• PROBLEM DESCRIPTION
Transcribe every one of the following lines without changing any character.

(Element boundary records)
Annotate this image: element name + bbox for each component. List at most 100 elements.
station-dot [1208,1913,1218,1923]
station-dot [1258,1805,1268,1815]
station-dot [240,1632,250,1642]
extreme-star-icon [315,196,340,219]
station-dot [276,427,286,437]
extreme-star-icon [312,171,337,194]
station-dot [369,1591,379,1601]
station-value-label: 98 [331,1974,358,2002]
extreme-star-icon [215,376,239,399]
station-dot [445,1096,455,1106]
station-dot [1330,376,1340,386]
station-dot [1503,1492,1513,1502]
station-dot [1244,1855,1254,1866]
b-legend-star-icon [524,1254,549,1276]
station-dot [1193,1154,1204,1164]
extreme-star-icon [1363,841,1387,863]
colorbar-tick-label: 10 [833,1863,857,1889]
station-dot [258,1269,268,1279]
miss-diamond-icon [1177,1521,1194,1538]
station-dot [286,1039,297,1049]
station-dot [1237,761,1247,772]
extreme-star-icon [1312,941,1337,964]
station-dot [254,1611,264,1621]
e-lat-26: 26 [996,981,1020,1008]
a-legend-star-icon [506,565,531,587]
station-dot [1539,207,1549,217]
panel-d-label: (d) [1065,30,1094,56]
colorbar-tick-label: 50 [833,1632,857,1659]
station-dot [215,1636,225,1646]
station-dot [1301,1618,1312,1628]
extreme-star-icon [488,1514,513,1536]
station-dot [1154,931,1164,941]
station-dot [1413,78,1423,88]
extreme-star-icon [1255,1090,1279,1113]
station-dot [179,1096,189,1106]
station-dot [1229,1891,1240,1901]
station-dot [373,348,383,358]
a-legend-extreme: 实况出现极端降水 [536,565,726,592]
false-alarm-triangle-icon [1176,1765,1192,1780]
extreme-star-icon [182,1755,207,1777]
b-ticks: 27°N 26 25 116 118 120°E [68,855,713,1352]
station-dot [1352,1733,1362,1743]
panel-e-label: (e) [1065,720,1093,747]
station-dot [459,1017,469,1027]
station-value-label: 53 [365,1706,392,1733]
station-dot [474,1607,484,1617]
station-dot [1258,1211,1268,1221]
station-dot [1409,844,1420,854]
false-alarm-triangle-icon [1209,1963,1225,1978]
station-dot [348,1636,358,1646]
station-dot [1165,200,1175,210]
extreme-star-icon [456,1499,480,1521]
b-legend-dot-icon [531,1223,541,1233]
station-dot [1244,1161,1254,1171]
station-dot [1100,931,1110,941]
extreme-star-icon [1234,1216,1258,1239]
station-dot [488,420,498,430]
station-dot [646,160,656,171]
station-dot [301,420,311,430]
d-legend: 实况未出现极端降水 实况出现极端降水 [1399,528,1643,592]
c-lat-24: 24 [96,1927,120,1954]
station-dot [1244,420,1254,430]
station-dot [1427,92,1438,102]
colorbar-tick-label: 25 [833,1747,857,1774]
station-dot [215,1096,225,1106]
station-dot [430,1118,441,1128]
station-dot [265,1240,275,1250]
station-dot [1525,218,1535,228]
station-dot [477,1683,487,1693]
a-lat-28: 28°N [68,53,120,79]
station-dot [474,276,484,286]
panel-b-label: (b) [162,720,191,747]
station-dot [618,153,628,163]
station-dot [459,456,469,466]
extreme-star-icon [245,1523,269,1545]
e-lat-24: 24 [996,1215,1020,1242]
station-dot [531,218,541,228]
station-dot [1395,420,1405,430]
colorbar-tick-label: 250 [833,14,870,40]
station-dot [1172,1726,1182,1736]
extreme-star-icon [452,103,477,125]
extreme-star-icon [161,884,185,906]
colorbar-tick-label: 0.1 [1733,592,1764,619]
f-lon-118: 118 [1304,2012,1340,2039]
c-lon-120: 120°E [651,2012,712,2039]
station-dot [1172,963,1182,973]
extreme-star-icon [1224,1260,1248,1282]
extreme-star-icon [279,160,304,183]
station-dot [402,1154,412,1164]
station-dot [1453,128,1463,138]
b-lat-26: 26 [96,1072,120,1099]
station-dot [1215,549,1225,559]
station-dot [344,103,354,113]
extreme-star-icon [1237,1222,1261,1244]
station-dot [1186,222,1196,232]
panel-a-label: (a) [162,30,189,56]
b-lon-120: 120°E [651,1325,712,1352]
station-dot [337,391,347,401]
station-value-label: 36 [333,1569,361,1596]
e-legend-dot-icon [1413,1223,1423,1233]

• EXERCISE ANSWER
Annotate this image: element name + bbox for each component. List at most 100 elements.
station-dot [1208,1913,1218,1923]
station-dot [1258,1805,1268,1815]
station-dot [240,1632,250,1642]
extreme-star-icon [315,196,340,219]
station-dot [276,427,286,437]
extreme-star-icon [312,171,337,194]
station-dot [369,1591,379,1601]
station-value-label: 98 [331,1974,358,2002]
extreme-star-icon [215,376,239,399]
station-dot [445,1096,455,1106]
station-dot [1330,376,1340,386]
station-dot [1503,1492,1513,1502]
station-dot [1244,1855,1254,1866]
b-legend-star-icon [524,1254,549,1276]
station-dot [1193,1154,1204,1164]
extreme-star-icon [1363,841,1387,863]
colorbar-tick-label: 10 [833,1863,857,1889]
station-dot [258,1269,268,1279]
miss-diamond-icon [1177,1521,1194,1538]
station-dot [286,1039,297,1049]
station-dot [1237,761,1247,772]
extreme-star-icon [1312,941,1337,964]
station-dot [254,1611,264,1621]
e-lat-26: 26 [996,981,1020,1008]
a-legend-star-icon [506,565,531,587]
station-dot [1539,207,1549,217]
panel-d-label: (d) [1065,30,1094,56]
colorbar-tick-label: 50 [833,1632,857,1659]
station-dot [215,1636,225,1646]
station-dot [1301,1618,1312,1628]
extreme-star-icon [488,1514,513,1536]
station-dot [1154,931,1164,941]
station-dot [1413,78,1423,88]
extreme-star-icon [1255,1090,1279,1113]
station-dot [179,1096,189,1106]
station-dot [1229,1891,1240,1901]
station-dot [373,348,383,358]
a-legend-extreme: 实况出现极端降水 [536,565,726,592]
false-alarm-triangle-icon [1176,1765,1192,1780]
extreme-star-icon [182,1755,207,1777]
b-ticks: 27°N 26 25 116 118 120°E [68,855,713,1352]
station-dot [1352,1733,1362,1743]
panel-e-label: (e) [1065,720,1093,747]
station-dot [459,1017,469,1027]
station-value-label: 53 [365,1706,392,1733]
station-dot [474,1607,484,1617]
station-dot [1258,1211,1268,1221]
station-dot [1409,844,1420,854]
false-alarm-triangle-icon [1209,1963,1225,1978]
station-dot [348,1636,358,1646]
station-dot [1165,200,1175,210]
extreme-star-icon [456,1499,480,1521]
b-legend-dot-icon [531,1223,541,1233]
station-dot [1244,1161,1254,1171]
station-dot [1100,931,1110,941]
extreme-star-icon [1234,1216,1258,1239]
station-dot [488,420,498,430]
station-dot [646,160,656,171]
station-dot [301,420,311,430]
d-legend: 实况未出现极端降水 实况出现极端降水 [1399,528,1643,592]
c-lat-24: 24 [96,1927,120,1954]
station-dot [1244,420,1254,430]
station-dot [1427,92,1438,102]
colorbar-tick-label: 25 [833,1747,857,1774]
station-dot [215,1096,225,1106]
station-dot [430,1118,441,1128]
station-dot [265,1240,275,1250]
station-dot [1525,218,1535,228]
station-dot [477,1683,487,1693]
a-lat-28: 28°N [68,53,120,79]
station-dot [474,276,484,286]
panel-b-label: (b) [162,720,191,747]
station-dot [618,153,628,163]
station-dot [459,456,469,466]
extreme-star-icon [245,1523,269,1545]
e-lat-24: 24 [996,1215,1020,1242]
station-dot [531,218,541,228]
station-dot [1395,420,1405,430]
colorbar-tick-label: 250 [833,14,870,40]
station-dot [1172,1726,1182,1736]
extreme-star-icon [452,103,477,125]
extreme-star-icon [161,884,185,906]
colorbar-tick-label: 0.1 [1733,592,1764,619]
f-lon-118: 118 [1304,2012,1340,2039]
c-lon-120: 120°E [651,2012,712,2039]
station-dot [1172,963,1182,973]
extreme-star-icon [1224,1260,1248,1282]
extreme-star-icon [279,160,304,183]
station-dot [402,1154,412,1164]
station-dot [1453,128,1463,138]
b-lat-26: 26 [96,1072,120,1099]
station-dot [1215,549,1225,559]
station-dot [344,103,354,113]
extreme-star-icon [1237,1222,1261,1244]
station-dot [1186,222,1196,232]
panel-a-label: (a) [162,30,189,56]
b-lon-120: 120°E [651,1325,712,1352]
station-dot [337,391,347,401]
station-value-label: 36 [333,1569,361,1596]
e-legend-dot-icon [1413,1223,1423,1233]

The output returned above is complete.